--- START ---

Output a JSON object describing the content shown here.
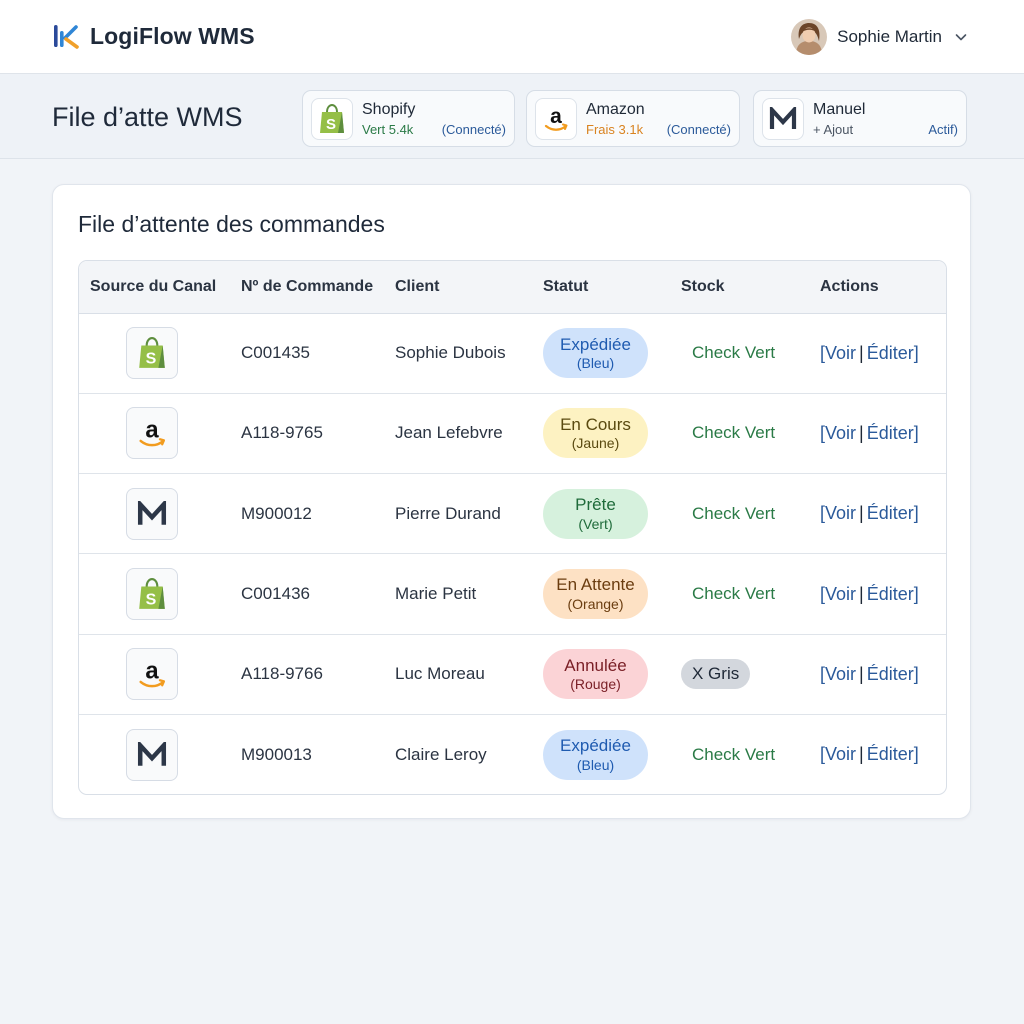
{
  "app": {
    "name": "LogiFlow WMS",
    "user_name": "Sophie Martin"
  },
  "header": {
    "title": "File d’atte WMS",
    "channels": [
      {
        "name": "Shopify",
        "meta1": "Vert 5.4k",
        "meta2": "(Connecté)",
        "meta1_color": "#2a7a46",
        "icon": "shopify-icon"
      },
      {
        "name": "Amazon",
        "meta1": "Frais 3.1k",
        "meta2": "(Connecté)",
        "meta1_color": "#d98320",
        "icon": "amazon-icon"
      },
      {
        "name": "Manuel",
        "meta1": "+ Ajout",
        "meta2": "Actif)",
        "meta1_color": "#4b5563",
        "icon": "manual-m-icon"
      }
    ]
  },
  "orders": {
    "title": "File d’attente des commandes",
    "columns": [
      "Source du Canal",
      "Nº de Commande",
      "Client",
      "Statut",
      "Stock",
      "Actions"
    ],
    "actions": {
      "view": "[Voir",
      "separator": "|",
      "edit": "Éditer]"
    },
    "rows": [
      {
        "source": "shopify",
        "order": "C001435",
        "client": "Sophie Dubois",
        "status": "Expédiée",
        "status_note": "(Bleu)",
        "status_color": "#cfe2fb",
        "status_text": "#1f5bb0",
        "stock": "Check Vert",
        "stock_kind": "ok"
      },
      {
        "source": "amazon",
        "order": "A118-9765",
        "client": "Jean Lefebvre",
        "status": "En Cours",
        "status_note": "(Jaune)",
        "status_color": "#fdf2c2",
        "status_text": "#5a4a10",
        "stock": "Check Vert",
        "stock_kind": "ok"
      },
      {
        "source": "manual",
        "order": "M900012",
        "client": "Pierre Durand",
        "status": "Prête",
        "status_note": "(Vert)",
        "status_color": "#d6f1dd",
        "status_text": "#1f6b3a",
        "stock": "Check Vert",
        "stock_kind": "ok"
      },
      {
        "source": "shopify",
        "order": "C001436",
        "client": "Marie Petit",
        "status": "En Attente",
        "status_note": "(Orange)",
        "status_color": "#fde1c4",
        "status_text": "#6b3d10",
        "stock": "Check Vert",
        "stock_kind": "ok"
      },
      {
        "source": "amazon",
        "order": "A118-9766",
        "client": "Luc Moreau",
        "status": "Annulée",
        "status_note": "(Rouge)",
        "status_color": "#fbd3d6",
        "status_text": "#7a1f26",
        "stock": "X Gris",
        "stock_kind": "none"
      },
      {
        "source": "manual",
        "order": "M900013",
        "client": "Claire Leroy",
        "status": "Expédiée",
        "status_note": "(Bleu)",
        "status_color": "#cfe2fb",
        "status_text": "#1f5bb0",
        "stock": "Check Vert",
        "stock_kind": "ok"
      }
    ]
  }
}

--- END ---

### EXERCISE AIM
Without the pictures, write out every entry precisely as it appears.

### THE RESULT
Output a JSON object describing the content shown here.
{
  "app": {
    "name": "LogiFlow WMS",
    "user_name": "Sophie Martin"
  },
  "header": {
    "title": "File d’atte WMS",
    "channels": [
      {
        "name": "Shopify",
        "meta1": "Vert 5.4k",
        "meta2": "(Connecté)",
        "meta1_color": "#2a7a46",
        "icon": "shopify-icon"
      },
      {
        "name": "Amazon",
        "meta1": "Frais 3.1k",
        "meta2": "(Connecté)",
        "meta1_color": "#d98320",
        "icon": "amazon-icon"
      },
      {
        "name": "Manuel",
        "meta1": "+ Ajout",
        "meta2": "Actif)",
        "meta1_color": "#4b5563",
        "icon": "manual-m-icon"
      }
    ]
  },
  "orders": {
    "title": "File d’attente des commandes",
    "columns": [
      "Source du Canal",
      "Nº de Commande",
      "Client",
      "Statut",
      "Stock",
      "Actions"
    ],
    "actions": {
      "view": "[Voir",
      "separator": "|",
      "edit": "Éditer]"
    },
    "rows": [
      {
        "source": "shopify",
        "order": "C001435",
        "client": "Sophie Dubois",
        "status": "Expédiée",
        "status_note": "(Bleu)",
        "status_color": "#cfe2fb",
        "status_text": "#1f5bb0",
        "stock": "Check Vert",
        "stock_kind": "ok"
      },
      {
        "source": "amazon",
        "order": "A118-9765",
        "client": "Jean Lefebvre",
        "status": "En Cours",
        "status_note": "(Jaune)",
        "status_color": "#fdf2c2",
        "status_text": "#5a4a10",
        "stock": "Check Vert",
        "stock_kind": "ok"
      },
      {
        "source": "manual",
        "order": "M900012",
        "client": "Pierre Durand",
        "status": "Prête",
        "status_note": "(Vert)",
        "status_color": "#d6f1dd",
        "status_text": "#1f6b3a",
        "stock": "Check Vert",
        "stock_kind": "ok"
      },
      {
        "source": "shopify",
        "order": "C001436",
        "client": "Marie Petit",
        "status": "En Attente",
        "status_note": "(Orange)",
        "status_color": "#fde1c4",
        "status_text": "#6b3d10",
        "stock": "Check Vert",
        "stock_kind": "ok"
      },
      {
        "source": "amazon",
        "order": "A118-9766",
        "client": "Luc Moreau",
        "status": "Annulée",
        "status_note": "(Rouge)",
        "status_color": "#fbd3d6",
        "status_text": "#7a1f26",
        "stock": "X Gris",
        "stock_kind": "none"
      },
      {
        "source": "manual",
        "order": "M900013",
        "client": "Claire Leroy",
        "status": "Expédiée",
        "status_note": "(Bleu)",
        "status_color": "#cfe2fb",
        "status_text": "#1f5bb0",
        "stock": "Check Vert",
        "stock_kind": "ok"
      }
    ]
  }
}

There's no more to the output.